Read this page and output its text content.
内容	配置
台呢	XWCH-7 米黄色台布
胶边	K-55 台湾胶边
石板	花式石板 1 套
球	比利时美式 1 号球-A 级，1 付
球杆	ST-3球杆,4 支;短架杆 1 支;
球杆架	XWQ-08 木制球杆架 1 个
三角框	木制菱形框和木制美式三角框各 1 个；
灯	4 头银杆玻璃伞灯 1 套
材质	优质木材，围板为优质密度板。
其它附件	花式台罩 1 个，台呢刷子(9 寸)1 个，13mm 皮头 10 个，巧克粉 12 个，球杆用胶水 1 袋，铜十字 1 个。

Your objective => Take the entries above and transcribe them in full.

Result of the task =>
Read this page and output its text content.
内容	配置
台呢	XWCH-7 米黄色台布
胶边	K-55 台湾胶边
石板	花式石板 1 套
球	比利时美式 1 号球-A 级，1 付
球杆	ST-3球杆,4 支;短架杆 1 支;
球杆架	XWQ-08 木制球杆架 1 个
三角框	木制菱形框和木制美式三角框各 1 个；
灯	4 头银杆玻璃伞灯 1 套
材质	优质木材，围板为优质密度板。
其它附件	花式台罩 1 个，台呢刷子(9 寸)1 个，13mm 皮头 10 个，巧克粉 12 个，球杆用胶水 1 袋，铜十字 1 个。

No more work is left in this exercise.